What to do:
The answer is one number: how many lines in the data below hold "Horizon".

Dataset records:
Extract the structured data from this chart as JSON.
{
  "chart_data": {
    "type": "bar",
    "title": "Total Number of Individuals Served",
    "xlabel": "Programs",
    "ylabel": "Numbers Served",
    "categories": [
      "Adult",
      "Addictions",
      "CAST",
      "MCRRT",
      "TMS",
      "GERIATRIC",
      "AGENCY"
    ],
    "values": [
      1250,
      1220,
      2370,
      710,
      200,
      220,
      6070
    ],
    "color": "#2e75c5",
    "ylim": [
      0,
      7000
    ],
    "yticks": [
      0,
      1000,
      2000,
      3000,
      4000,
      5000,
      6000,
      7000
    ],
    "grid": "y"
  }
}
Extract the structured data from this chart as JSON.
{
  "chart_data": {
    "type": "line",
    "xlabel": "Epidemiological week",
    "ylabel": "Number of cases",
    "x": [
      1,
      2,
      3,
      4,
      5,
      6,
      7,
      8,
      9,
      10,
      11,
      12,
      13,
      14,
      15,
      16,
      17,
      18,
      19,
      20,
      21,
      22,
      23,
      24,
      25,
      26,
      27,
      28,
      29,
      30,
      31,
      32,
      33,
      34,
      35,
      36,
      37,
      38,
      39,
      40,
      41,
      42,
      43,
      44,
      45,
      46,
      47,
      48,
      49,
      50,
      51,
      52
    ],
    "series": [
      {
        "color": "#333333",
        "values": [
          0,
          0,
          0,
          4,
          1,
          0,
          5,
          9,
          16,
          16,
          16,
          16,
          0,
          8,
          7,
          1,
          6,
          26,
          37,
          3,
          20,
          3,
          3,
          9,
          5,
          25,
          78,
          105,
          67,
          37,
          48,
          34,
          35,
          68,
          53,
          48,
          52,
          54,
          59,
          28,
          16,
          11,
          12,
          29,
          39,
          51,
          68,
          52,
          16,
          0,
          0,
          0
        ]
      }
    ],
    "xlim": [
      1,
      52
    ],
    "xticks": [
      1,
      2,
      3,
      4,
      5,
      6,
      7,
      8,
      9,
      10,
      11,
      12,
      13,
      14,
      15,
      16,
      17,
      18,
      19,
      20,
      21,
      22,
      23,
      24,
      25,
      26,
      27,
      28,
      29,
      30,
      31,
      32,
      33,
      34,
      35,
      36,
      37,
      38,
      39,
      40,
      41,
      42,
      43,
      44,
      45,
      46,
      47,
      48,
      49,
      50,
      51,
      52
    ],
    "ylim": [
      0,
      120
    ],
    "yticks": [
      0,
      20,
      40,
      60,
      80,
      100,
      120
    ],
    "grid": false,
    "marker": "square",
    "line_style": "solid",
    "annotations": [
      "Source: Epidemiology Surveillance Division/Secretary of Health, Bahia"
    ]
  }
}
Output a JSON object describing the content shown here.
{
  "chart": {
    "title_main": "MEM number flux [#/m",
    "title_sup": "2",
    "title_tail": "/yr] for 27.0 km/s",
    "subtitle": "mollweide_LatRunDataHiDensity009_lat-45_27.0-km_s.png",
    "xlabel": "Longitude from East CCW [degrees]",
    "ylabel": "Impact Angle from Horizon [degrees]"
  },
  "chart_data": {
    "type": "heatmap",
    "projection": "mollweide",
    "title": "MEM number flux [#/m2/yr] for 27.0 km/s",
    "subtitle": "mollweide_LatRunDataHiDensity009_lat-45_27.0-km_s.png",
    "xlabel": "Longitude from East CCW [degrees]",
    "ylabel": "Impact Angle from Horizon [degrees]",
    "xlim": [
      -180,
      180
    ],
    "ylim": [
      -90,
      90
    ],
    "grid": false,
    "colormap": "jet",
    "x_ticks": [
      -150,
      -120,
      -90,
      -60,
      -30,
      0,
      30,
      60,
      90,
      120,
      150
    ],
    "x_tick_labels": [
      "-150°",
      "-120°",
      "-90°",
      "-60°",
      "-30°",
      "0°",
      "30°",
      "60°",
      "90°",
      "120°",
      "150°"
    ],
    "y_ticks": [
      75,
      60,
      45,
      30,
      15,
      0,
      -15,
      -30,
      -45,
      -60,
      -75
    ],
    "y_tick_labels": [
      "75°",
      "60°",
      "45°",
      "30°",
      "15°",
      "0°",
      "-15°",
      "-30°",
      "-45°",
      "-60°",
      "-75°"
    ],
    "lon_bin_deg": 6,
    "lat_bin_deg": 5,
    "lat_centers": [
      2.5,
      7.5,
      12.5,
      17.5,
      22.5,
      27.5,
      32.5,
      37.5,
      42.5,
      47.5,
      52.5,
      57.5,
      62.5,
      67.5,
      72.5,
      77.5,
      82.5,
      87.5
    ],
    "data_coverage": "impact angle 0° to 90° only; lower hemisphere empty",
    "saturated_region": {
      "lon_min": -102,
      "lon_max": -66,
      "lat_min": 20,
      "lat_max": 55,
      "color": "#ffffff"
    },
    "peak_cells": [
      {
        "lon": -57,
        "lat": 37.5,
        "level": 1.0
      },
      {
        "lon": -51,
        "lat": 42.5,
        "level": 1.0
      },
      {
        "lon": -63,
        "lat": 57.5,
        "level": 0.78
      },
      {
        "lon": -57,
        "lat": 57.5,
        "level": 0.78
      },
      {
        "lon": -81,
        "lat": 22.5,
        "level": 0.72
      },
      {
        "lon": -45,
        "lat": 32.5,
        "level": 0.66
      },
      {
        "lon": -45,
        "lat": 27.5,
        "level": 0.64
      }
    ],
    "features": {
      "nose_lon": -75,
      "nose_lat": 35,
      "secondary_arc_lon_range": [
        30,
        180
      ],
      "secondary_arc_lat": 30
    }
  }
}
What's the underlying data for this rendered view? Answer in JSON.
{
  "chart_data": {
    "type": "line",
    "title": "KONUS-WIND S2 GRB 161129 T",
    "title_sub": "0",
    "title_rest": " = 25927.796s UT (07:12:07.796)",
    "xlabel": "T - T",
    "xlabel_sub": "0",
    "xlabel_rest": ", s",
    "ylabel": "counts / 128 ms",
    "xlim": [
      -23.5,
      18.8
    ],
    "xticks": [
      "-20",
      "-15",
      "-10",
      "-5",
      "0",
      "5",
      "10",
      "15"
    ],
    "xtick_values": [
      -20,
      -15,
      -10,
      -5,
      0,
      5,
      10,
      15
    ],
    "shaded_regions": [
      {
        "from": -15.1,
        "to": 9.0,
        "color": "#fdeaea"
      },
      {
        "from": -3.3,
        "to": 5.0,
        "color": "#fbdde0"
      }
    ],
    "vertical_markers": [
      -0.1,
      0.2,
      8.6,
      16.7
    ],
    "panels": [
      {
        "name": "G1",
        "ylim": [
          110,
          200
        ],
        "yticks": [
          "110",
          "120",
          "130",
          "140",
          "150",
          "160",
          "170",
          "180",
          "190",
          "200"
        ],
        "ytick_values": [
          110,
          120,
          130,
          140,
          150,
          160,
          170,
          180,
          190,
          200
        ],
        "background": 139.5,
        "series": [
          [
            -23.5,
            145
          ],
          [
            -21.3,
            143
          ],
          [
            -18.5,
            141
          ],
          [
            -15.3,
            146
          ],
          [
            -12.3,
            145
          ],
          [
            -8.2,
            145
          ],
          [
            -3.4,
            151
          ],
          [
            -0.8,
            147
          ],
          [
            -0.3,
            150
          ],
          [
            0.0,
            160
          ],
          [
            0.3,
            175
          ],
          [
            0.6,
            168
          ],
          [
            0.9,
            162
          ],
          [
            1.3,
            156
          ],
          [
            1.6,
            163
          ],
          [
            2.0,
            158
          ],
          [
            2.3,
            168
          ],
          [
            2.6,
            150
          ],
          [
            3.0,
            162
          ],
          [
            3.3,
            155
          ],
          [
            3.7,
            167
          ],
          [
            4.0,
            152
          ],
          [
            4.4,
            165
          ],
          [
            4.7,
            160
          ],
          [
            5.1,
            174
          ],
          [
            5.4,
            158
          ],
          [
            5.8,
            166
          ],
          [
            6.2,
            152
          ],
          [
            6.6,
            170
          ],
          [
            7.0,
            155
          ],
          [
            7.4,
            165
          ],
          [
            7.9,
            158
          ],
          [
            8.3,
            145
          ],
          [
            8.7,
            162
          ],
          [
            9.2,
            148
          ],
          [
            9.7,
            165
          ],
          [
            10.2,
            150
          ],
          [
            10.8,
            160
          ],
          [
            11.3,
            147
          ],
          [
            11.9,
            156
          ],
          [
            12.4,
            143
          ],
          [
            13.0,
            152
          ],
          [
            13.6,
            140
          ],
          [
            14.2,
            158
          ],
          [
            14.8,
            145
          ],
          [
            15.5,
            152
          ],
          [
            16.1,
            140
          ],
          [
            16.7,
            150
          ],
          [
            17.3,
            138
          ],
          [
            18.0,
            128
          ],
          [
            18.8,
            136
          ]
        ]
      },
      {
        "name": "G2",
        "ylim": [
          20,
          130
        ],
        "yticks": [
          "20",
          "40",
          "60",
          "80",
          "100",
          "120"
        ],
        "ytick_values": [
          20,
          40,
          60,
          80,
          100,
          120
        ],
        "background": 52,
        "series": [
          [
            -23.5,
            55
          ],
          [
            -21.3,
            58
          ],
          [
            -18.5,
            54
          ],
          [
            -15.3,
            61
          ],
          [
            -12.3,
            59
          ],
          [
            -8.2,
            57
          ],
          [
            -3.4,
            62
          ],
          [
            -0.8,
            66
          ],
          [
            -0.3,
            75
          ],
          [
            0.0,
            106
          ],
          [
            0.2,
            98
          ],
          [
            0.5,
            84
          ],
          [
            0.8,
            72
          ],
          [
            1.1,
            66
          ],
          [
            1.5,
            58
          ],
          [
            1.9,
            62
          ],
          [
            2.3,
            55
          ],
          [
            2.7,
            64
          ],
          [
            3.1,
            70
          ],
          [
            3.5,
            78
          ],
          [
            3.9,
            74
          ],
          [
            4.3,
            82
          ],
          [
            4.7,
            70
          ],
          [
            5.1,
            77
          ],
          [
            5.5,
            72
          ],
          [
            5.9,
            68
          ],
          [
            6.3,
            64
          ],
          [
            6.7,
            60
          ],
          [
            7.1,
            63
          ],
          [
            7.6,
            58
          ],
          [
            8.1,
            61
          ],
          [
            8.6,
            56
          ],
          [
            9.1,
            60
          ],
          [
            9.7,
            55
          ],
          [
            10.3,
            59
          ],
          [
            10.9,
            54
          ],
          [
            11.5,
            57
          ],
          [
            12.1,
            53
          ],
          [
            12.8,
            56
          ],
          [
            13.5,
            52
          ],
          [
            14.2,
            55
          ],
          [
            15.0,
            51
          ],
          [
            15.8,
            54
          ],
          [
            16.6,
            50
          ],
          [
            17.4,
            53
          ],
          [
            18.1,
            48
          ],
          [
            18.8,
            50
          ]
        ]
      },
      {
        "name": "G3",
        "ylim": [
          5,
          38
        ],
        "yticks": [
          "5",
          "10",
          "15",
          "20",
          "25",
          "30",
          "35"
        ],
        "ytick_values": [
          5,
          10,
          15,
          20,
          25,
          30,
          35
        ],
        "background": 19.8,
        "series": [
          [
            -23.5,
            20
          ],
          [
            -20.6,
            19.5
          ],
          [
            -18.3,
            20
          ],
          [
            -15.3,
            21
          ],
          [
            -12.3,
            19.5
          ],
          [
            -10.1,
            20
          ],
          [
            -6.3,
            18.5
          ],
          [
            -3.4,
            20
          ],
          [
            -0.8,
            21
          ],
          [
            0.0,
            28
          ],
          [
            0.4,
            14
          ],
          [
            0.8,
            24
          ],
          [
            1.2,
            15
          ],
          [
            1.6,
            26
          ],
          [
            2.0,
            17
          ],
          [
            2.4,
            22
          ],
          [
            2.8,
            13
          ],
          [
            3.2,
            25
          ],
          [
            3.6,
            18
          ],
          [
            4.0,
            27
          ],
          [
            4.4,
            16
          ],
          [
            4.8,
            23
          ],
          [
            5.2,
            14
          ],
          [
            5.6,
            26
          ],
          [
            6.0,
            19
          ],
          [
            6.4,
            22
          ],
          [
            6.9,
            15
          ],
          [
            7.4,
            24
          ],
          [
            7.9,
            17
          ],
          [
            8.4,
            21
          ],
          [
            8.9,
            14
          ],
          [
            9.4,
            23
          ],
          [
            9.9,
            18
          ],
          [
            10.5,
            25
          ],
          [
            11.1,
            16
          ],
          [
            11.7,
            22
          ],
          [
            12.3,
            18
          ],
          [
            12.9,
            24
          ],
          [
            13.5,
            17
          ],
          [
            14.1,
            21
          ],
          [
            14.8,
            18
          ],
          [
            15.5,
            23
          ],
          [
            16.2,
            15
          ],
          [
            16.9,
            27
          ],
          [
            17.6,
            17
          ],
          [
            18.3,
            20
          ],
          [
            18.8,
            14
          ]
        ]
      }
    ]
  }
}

Task solution:
2